Stored dataset items:

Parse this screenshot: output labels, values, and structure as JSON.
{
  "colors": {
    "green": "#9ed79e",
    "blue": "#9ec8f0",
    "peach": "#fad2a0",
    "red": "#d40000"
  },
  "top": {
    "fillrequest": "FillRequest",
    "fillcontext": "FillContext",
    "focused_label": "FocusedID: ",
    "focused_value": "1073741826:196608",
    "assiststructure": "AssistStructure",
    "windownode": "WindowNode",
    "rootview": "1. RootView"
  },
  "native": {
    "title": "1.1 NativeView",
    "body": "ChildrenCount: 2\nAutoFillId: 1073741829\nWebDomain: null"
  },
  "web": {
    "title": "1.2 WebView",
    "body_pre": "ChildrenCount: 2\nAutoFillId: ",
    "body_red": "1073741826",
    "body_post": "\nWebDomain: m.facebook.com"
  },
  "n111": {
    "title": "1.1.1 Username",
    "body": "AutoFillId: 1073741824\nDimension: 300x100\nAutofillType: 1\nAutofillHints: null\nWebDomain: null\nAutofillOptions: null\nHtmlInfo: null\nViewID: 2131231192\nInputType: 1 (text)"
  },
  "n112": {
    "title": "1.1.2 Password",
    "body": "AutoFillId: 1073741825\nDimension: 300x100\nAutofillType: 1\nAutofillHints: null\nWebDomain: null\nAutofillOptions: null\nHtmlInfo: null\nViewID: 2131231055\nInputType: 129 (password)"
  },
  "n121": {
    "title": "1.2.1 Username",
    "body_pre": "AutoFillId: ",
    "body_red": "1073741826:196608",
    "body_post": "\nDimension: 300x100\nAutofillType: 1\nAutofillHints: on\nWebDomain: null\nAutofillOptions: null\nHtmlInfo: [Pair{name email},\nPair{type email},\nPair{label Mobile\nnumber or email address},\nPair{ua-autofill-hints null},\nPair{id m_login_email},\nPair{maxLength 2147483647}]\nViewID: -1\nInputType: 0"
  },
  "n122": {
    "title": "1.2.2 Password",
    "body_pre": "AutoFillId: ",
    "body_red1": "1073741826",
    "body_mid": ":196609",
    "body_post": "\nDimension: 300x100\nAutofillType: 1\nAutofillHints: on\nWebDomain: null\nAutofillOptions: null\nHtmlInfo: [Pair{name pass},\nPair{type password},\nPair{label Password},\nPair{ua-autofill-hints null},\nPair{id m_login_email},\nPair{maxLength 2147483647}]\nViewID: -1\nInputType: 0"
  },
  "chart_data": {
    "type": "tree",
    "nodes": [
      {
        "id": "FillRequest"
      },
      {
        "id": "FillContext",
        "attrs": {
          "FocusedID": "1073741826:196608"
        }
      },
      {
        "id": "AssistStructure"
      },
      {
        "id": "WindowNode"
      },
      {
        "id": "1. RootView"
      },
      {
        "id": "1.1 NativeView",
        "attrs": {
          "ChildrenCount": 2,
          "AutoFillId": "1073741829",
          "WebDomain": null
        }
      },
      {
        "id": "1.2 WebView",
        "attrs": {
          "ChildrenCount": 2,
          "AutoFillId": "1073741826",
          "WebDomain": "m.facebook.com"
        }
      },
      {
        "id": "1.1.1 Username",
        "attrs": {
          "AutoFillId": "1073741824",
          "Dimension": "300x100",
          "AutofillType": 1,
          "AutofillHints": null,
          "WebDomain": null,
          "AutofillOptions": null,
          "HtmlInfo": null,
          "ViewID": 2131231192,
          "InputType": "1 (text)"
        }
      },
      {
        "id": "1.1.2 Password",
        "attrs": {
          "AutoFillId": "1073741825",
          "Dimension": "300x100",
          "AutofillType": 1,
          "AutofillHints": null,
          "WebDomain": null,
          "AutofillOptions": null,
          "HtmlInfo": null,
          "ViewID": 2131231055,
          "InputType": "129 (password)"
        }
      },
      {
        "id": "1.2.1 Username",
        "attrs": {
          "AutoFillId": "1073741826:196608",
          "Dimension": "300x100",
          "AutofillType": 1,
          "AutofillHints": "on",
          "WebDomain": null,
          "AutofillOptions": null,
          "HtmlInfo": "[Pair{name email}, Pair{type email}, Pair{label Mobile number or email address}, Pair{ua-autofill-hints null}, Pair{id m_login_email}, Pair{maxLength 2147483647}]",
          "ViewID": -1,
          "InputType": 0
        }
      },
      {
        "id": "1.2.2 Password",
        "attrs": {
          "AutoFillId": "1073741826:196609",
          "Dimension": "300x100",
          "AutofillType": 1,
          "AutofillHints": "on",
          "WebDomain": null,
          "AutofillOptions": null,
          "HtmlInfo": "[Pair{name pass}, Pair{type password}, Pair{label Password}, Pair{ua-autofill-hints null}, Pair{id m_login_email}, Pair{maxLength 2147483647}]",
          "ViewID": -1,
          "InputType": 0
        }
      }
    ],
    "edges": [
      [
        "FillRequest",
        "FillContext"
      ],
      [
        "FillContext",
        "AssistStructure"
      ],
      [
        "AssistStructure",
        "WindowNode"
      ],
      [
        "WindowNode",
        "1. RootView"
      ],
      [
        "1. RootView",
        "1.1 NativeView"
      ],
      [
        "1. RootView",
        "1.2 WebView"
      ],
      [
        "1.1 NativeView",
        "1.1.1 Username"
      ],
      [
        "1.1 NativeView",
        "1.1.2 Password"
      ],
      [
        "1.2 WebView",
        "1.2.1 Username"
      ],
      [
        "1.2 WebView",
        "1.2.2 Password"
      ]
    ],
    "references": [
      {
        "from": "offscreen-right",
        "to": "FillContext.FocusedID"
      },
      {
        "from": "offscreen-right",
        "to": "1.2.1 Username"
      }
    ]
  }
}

[Task statement]: Return all lines of the material above in which the word "RootView" occurs.

[Answer to the problem]:
    "rootview": "1. RootView"
        "id": "1. RootView"
        "1. RootView"
        "1. RootView",
        "1. RootView",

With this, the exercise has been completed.